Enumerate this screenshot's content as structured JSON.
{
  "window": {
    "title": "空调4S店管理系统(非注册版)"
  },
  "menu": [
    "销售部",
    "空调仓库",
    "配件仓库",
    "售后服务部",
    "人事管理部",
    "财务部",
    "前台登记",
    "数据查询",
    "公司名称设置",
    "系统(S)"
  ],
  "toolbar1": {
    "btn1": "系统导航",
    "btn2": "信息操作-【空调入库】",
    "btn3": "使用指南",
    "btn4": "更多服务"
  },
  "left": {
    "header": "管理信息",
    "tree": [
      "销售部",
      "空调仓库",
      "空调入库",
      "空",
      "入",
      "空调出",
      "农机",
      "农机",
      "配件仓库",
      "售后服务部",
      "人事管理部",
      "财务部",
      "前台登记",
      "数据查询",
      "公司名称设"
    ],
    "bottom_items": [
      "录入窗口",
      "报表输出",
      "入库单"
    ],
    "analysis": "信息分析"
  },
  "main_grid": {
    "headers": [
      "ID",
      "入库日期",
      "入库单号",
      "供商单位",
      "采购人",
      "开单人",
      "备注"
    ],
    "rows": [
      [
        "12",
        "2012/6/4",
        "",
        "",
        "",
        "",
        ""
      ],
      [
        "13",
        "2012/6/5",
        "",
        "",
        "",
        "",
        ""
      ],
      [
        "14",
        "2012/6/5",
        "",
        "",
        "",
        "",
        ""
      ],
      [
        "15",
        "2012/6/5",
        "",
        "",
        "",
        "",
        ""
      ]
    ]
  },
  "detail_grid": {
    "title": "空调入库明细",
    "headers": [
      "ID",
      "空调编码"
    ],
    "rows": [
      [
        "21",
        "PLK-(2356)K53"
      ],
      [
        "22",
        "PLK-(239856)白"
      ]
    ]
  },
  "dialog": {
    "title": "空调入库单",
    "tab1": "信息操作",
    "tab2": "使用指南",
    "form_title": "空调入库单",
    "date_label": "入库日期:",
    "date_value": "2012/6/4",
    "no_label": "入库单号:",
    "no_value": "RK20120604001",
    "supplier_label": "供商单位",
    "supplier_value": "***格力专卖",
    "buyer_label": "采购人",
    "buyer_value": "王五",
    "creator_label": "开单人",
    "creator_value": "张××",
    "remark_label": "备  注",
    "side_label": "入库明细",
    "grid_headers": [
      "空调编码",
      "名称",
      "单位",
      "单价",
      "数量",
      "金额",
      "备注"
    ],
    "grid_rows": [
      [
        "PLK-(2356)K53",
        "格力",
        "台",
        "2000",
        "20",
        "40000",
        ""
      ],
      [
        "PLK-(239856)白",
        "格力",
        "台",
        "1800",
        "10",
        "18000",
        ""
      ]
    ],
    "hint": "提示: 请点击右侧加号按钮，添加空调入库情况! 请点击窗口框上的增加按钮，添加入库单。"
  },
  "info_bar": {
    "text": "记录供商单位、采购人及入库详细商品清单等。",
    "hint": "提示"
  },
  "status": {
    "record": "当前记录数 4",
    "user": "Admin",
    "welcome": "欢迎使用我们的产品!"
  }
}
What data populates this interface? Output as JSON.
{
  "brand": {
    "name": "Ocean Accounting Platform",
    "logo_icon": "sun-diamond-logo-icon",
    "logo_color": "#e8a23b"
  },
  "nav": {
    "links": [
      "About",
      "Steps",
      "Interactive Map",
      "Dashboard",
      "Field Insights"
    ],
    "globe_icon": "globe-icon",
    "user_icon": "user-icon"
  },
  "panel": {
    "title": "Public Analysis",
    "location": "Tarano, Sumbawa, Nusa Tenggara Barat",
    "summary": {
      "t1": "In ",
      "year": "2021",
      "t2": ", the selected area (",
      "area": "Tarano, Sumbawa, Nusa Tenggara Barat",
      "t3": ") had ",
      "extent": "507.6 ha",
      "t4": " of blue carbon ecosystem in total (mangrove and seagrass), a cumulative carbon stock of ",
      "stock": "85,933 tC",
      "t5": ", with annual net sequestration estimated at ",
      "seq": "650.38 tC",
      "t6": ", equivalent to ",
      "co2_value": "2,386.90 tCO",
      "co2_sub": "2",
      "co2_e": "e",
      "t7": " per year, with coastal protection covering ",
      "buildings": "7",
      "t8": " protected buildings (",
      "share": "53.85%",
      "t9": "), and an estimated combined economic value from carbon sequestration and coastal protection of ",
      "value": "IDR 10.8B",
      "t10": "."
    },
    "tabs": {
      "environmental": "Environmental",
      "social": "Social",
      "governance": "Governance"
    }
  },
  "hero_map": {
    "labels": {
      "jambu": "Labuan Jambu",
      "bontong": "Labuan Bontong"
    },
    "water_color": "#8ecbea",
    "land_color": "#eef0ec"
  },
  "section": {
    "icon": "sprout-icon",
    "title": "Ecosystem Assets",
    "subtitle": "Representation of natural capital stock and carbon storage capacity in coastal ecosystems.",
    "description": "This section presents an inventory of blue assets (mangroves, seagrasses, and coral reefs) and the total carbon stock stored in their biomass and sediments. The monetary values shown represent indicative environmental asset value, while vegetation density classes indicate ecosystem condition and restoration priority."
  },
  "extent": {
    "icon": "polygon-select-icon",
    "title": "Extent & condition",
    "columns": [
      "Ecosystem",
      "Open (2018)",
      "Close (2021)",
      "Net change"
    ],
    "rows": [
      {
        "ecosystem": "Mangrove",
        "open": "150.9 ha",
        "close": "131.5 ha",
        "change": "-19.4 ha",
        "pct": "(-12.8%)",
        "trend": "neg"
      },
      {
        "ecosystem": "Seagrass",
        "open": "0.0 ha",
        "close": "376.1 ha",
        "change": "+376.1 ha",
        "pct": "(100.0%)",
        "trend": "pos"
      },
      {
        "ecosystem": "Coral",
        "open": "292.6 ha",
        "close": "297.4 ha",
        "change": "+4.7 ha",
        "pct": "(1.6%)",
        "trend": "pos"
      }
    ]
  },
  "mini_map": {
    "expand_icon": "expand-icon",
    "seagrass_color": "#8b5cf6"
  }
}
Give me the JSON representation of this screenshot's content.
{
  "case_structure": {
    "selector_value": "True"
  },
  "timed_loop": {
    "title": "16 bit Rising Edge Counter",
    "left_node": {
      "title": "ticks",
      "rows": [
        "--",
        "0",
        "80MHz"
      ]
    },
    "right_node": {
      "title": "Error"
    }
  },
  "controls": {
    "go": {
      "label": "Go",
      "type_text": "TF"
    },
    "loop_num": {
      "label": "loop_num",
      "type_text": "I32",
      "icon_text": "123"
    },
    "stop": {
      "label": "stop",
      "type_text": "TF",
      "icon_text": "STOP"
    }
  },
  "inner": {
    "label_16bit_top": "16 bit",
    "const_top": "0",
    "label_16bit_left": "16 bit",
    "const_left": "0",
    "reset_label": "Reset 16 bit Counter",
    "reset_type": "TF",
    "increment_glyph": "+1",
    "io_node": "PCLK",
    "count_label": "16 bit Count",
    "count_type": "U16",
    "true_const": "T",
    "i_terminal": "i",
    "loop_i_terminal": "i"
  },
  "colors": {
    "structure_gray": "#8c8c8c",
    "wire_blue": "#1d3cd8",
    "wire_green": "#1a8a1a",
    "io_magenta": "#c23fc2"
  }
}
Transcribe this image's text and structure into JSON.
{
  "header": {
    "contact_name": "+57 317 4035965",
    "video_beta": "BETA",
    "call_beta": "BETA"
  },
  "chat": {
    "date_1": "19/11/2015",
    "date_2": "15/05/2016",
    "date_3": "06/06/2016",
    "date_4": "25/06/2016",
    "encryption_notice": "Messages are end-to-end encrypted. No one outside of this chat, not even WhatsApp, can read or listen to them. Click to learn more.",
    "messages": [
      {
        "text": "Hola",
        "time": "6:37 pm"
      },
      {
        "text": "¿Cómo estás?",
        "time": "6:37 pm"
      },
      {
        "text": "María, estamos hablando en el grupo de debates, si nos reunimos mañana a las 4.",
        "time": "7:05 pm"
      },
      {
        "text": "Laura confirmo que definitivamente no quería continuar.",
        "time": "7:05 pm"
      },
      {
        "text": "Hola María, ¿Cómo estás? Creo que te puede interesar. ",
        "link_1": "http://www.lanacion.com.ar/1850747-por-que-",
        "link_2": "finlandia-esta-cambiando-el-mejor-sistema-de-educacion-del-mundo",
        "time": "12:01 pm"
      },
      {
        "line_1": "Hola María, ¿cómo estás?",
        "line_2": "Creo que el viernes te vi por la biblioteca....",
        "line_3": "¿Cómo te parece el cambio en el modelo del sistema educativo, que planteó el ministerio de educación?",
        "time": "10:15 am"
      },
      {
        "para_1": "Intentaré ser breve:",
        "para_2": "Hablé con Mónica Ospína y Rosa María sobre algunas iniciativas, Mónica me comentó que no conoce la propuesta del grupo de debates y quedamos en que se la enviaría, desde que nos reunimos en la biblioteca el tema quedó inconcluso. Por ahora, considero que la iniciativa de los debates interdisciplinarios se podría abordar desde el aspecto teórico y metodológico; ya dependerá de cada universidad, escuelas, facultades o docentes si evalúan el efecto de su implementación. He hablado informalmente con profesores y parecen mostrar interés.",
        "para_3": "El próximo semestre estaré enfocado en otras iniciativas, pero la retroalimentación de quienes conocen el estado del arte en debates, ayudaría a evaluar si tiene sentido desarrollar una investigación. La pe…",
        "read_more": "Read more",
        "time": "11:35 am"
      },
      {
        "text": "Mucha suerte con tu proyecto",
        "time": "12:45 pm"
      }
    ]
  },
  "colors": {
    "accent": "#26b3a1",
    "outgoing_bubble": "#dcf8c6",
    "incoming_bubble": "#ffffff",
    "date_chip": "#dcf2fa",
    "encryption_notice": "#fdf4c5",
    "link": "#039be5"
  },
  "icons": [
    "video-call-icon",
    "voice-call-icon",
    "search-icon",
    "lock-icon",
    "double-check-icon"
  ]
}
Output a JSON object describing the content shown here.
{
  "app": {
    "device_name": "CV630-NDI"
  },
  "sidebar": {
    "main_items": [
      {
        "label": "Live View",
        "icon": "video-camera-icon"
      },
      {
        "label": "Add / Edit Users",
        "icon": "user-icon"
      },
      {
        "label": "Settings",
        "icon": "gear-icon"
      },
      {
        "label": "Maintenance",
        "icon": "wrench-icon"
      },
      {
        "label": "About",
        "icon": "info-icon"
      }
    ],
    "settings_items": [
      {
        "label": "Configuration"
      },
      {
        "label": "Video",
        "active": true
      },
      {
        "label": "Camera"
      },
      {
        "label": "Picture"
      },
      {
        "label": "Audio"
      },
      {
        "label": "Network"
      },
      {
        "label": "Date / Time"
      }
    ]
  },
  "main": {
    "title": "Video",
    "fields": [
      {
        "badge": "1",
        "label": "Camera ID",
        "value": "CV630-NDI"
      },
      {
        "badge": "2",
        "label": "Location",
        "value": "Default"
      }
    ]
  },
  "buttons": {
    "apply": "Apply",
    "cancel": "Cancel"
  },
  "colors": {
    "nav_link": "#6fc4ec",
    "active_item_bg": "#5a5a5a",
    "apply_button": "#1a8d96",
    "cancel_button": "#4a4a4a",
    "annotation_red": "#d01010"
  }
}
· · · ·
Gather each line of the listing containing the word "Counter" and show it.

    "title": "16 bit Rising Edge Counter",
    "reset_label": "Reset 16 bit Counter",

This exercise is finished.